EXERCISE REQUIREMENTS: Print out the entries below with no edits.

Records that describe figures

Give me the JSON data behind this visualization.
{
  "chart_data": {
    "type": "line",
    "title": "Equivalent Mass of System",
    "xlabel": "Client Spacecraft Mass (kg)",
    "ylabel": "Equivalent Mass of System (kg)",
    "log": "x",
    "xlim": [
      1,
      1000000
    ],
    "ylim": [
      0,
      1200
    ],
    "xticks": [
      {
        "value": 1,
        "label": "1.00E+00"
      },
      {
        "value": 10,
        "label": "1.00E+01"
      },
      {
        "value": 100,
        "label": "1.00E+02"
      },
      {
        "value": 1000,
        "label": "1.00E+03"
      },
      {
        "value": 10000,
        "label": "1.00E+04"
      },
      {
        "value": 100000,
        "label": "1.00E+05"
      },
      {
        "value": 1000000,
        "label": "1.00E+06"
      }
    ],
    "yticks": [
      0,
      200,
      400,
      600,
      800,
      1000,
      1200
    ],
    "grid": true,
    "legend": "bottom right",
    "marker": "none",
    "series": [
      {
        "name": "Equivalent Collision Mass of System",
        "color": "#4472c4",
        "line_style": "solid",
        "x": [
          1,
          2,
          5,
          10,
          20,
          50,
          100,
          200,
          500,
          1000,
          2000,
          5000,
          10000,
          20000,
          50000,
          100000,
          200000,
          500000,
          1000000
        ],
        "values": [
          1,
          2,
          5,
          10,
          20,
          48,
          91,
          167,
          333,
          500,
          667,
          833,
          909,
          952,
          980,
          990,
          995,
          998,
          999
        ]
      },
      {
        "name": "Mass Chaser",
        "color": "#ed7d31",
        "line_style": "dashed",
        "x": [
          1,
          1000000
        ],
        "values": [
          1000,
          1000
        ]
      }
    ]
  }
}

THE OUTPUT:
Give me the JSON data behind this visualization.
{
  "chart_data": {
    "type": "line",
    "title": "Equivalent Mass of System",
    "xlabel": "Client Spacecraft Mass (kg)",
    "ylabel": "Equivalent Mass of System (kg)",
    "log": "x",
    "xlim": [
      1,
      1000000
    ],
    "ylim": [
      0,
      1200
    ],
    "xticks": [
      {
        "value": 1,
        "label": "1.00E+00"
      },
      {
        "value": 10,
        "label": "1.00E+01"
      },
      {
        "value": 100,
        "label": "1.00E+02"
      },
      {
        "value": 1000,
        "label": "1.00E+03"
      },
      {
        "value": 10000,
        "label": "1.00E+04"
      },
      {
        "value": 100000,
        "label": "1.00E+05"
      },
      {
        "value": 1000000,
        "label": "1.00E+06"
      }
    ],
    "yticks": [
      0,
      200,
      400,
      600,
      800,
      1000,
      1200
    ],
    "grid": true,
    "legend": "bottom right",
    "marker": "none",
    "series": [
      {
        "name": "Equivalent Collision Mass of System",
        "color": "#4472c4",
        "line_style": "solid",
        "x": [
          1,
          2,
          5,
          10,
          20,
          50,
          100,
          200,
          500,
          1000,
          2000,
          5000,
          10000,
          20000,
          50000,
          100000,
          200000,
          500000,
          1000000
        ],
        "values": [
          1,
          2,
          5,
          10,
          20,
          48,
          91,
          167,
          333,
          500,
          667,
          833,
          909,
          952,
          980,
          990,
          995,
          998,
          999
        ]
      },
      {
        "name": "Mass Chaser",
        "color": "#ed7d31",
        "line_style": "dashed",
        "x": [
          1,
          1000000
        ],
        "values": [
          1000,
          1000
        ]
      }
    ]
  }
}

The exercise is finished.